[Data excerpts]

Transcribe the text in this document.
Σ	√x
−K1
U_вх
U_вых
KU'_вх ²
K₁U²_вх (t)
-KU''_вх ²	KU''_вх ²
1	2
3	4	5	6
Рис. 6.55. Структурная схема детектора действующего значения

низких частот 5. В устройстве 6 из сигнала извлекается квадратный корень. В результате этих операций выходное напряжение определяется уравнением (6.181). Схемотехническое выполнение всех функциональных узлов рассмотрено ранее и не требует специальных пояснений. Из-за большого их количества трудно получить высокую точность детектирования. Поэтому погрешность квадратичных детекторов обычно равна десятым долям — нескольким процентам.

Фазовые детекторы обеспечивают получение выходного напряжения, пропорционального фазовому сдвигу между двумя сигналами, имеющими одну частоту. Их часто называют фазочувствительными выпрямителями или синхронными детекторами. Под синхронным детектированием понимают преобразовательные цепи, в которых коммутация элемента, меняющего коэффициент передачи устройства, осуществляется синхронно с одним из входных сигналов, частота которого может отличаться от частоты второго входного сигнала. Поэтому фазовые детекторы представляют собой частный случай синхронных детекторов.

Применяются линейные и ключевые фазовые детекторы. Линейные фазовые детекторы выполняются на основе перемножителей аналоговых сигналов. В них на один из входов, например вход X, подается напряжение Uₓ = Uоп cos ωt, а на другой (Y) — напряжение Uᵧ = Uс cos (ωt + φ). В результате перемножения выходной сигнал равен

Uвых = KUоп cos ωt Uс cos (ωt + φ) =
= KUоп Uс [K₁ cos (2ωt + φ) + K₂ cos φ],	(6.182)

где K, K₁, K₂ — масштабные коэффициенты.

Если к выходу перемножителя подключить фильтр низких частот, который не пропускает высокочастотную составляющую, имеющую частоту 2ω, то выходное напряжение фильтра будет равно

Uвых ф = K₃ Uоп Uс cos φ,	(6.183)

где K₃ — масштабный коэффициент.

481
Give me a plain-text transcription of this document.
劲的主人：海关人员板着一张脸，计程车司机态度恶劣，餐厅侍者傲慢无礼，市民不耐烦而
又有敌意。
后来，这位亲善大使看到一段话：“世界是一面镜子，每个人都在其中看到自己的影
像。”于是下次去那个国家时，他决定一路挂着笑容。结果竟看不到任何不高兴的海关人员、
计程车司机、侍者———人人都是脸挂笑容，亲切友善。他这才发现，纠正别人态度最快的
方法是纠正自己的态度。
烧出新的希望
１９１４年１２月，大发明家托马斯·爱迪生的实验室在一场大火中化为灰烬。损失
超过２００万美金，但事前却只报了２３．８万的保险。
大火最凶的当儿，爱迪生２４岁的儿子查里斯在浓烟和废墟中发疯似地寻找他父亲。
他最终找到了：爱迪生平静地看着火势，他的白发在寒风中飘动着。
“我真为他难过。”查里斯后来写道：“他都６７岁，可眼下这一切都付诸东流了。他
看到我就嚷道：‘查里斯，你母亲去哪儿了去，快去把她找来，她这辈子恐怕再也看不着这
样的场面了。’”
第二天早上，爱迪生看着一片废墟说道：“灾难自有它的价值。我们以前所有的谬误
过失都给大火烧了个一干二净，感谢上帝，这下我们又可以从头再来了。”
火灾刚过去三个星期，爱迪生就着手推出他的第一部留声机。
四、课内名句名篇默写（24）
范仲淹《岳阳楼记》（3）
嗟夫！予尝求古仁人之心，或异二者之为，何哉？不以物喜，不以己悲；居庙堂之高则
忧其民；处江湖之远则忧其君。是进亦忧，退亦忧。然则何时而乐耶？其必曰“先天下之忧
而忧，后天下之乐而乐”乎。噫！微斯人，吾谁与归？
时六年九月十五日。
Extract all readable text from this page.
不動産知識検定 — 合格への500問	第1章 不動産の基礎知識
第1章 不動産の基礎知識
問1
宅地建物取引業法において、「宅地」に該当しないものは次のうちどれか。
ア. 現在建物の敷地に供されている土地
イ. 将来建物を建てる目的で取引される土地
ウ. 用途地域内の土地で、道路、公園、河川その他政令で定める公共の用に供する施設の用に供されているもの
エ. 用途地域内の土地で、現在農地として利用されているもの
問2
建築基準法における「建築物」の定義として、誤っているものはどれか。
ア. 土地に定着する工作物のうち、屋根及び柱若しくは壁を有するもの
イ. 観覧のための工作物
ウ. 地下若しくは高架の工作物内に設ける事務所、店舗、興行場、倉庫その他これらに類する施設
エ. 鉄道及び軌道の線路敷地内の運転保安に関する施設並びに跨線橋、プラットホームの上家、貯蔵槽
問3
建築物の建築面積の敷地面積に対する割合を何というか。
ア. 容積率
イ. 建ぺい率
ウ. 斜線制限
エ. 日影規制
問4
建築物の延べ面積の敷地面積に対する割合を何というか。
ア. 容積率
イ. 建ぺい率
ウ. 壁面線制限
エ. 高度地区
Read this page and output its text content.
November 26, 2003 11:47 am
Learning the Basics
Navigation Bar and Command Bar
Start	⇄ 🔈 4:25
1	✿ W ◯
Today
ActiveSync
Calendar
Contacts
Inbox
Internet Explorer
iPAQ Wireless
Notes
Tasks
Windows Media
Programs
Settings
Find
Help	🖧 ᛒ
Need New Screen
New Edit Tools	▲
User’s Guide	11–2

**SHORT TASK:**
Look through the records and gather each line with the word "фазовые".

**RESULT OF THIS TASK:**
Фазовые детекторы обеспечивают получение выходного напряжения, пропорционального фазовому сдвигу между двумя сигналами, имеющими одну частоту. Их часто называют фазочувствительными выпрямителями или синхронными детекторами. Под синхронным детектированием понимают преобразовательные цепи, в которых коммутация элемента, меняющего коэффициент передачи устройства, осуществляется синхронно с одним из входных сигналов, частота которого может отличаться от частоты второго входного сигнала. Поэтому фазовые детекторы представляют собой частный случай синхронных детекторов.
Применяются линейные и ключевые фазовые детекторы. Линейные фазовые детекторы выполняются на основе перемножителей аналоговых сигналов. В них на один из входов, например вход X, подается напряжение Uₓ = Uоп cos ωt, а на другой (Y) — напряжение Uᵧ = Uс cos (ωt + φ). В результате перемножения выходной сигнал равен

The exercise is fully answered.